** Begin **
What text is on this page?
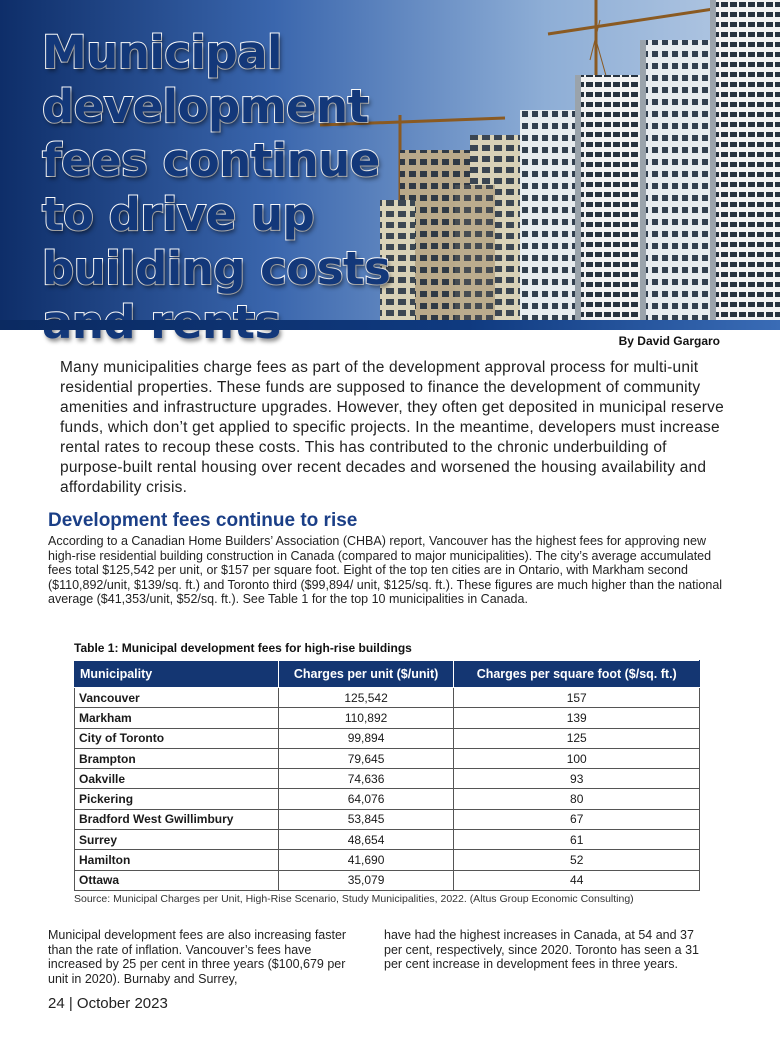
Municipal development fees continue to drive up building costs
By David Gargaro

Many municipalities charge fees as part of the development approval process for multi-unit residential properties. These funds are supposed to finance the development of community amenities and infrastructure upgrades. However, they often get deposited in municipal reserve funds, which don’t get applied to specific projects. In the meantime, developers must increase rental rates to recoup these costs. This has contributed to the chronic underbuilding of purpose-built rental housing over recent decades and worsened the housing availability and affordability crisis.

Development fees continue to rise

According to a Canadian Home Builders’ Association (CHBA) report, Vancouver has the highest fees for approving new high-rise residential building construction in Canada (compared to major municipalities). The city’s average accumulated fees total $125,542 per unit, or $157 per square foot. Eight of the top ten cities are in Ontario, with Markham second ($110,892/unit, $139/sq. ft.) and Toronto third ($99,894/ unit, $125/sq. ft.). These figures are much higher than the national average ($41,353/unit, $52/sq. ft.). See Table 1 for the top 10 municipalities in Canada.

Table 1: Municipal development fees for high-rise buildings

Municipality	Charges per unit ($/unit)	Charges per square foot ($/sq. ft.)
Vancouver	125,542	157
Markham	110,892	139
City of Toronto	99,894	125
Brampton	79,645	100
Oakville	74,636	93
Pickering	64,076	80
Bradford West Gwillimbury	53,845	67
Surrey	48,654	61
Hamilton	41,690	52
Ottawa	35,079	44

Source: Municipal Charges per Unit, High-Rise Scenario, Study Municipalities, 2022. (Altus Group Economic Consulting)

Municipal development fees are also increasing faster than the rate of inflation. Vancouver’s fees have increased by 25 per cent in three years ($100,679 per unit in 2020). Burnaby and Surrey,

have had the highest increases in Canada, at 54 and 37 per cent, respectively, since 2020. Toronto has seen a 31 per cent increase in development fees in three years.

24 | October 2023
** End **
Every entry should be returned exactly as written, minus the pictures.

What text is on this page?
Municipal development fees continue to drive up building costs
By David Gargaro

Many municipalities charge fees as part of the development approval process for multi-unit residential properties. These funds are supposed to finance the development of community amenities and infrastructure upgrades. However, they often get deposited in municipal reserve funds, which don’t get applied to specific projects. In the meantime, developers must increase rental rates to recoup these costs. This has contributed to the chronic underbuilding of purpose-built rental housing over recent decades and worsened the housing availability and affordability crisis.

Development fees continue to rise

According to a Canadian Home Builders’ Association (CHBA) report, Vancouver has the highest fees for approving new high-rise residential building construction in Canada (compared to major municipalities). The city’s average accumulated fees total $125,542 per unit, or $157 per square foot. Eight of the top ten cities are in Ontario, with Markham second ($110,892/unit, $139/sq. ft.) and Toronto third ($99,894/ unit, $125/sq. ft.). These figures are much higher than the national average ($41,353/unit, $52/sq. ft.). See Table 1 for the top 10 municipalities in Canada.

Table 1: Municipal development fees for high-rise buildings

Municipality	Charges per unit ($/unit)	Charges per square foot ($/sq. ft.)
Vancouver	125,542	157
Markham	110,892	139
City of Toronto	99,894	125
Brampton	79,645	100
Oakville	74,636	93
Pickering	64,076	80
Bradford West Gwillimbury	53,845	67
Surrey	48,654	61
Hamilton	41,690	52
Ottawa	35,079	44

Source: Municipal Charges per Unit, High-Rise Scenario, Study Municipalities, 2022. (Altus Group Economic Consulting)

Municipal development fees are also increasing faster than the rate of inflation. Vancouver’s fees have increased by 25 per cent in three years ($100,679 per unit in 2020). Burnaby and Surrey,

have had the highest increases in Canada, at 54 and 37 per cent, respectively, since 2020. Toronto has seen a 31 per cent increase in development fees in three years.

24 | October 2023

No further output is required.